(Given exercise) Reproduce the records below in full and without edits, omitting images.

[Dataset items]
## START
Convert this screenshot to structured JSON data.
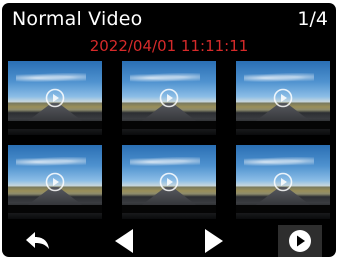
{
  "header": {
    "title": "Normal Video",
    "page_indicator": "1/4"
  },
  "timestamp": "2022/04/01 11:11:11",
  "thumbnails": [
    {
      "icon": "play-circle-icon"
    },
    {
      "icon": "play-circle-icon"
    },
    {
      "icon": "play-circle-icon"
    },
    {
      "icon": "play-circle-icon"
    },
    {
      "icon": "play-circle-icon"
    },
    {
      "icon": "play-circle-icon"
    }
  ],
  "nav": {
    "back_icon": "back-arrow-icon",
    "prev_icon": "previous-page-icon",
    "next_icon": "next-page-icon",
    "play_icon": "play-icon"
  },
  "colors": {
    "background": "#000000",
    "title_text": "#ffffff",
    "timestamp_text": "#d62a2a"
  }
}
## END
(Answer to this task)
Convert this screenshot to structured JSON data.
{
  "header": {
    "title": "Normal Video",
    "page_indicator": "1/4"
  },
  "timestamp": "2022/04/01 11:11:11",
  "thumbnails": [
    {
      "icon": "play-circle-icon"
    },
    {
      "icon": "play-circle-icon"
    },
    {
      "icon": "play-circle-icon"
    },
    {
      "icon": "play-circle-icon"
    },
    {
      "icon": "play-circle-icon"
    },
    {
      "icon": "play-circle-icon"
    }
  ],
  "nav": {
    "back_icon": "back-arrow-icon",
    "prev_icon": "previous-page-icon",
    "next_icon": "next-page-icon",
    "play_icon": "play-icon"
  },
  "colors": {
    "background": "#000000",
    "title_text": "#ffffff",
    "timestamp_text": "#d62a2a"
  }
}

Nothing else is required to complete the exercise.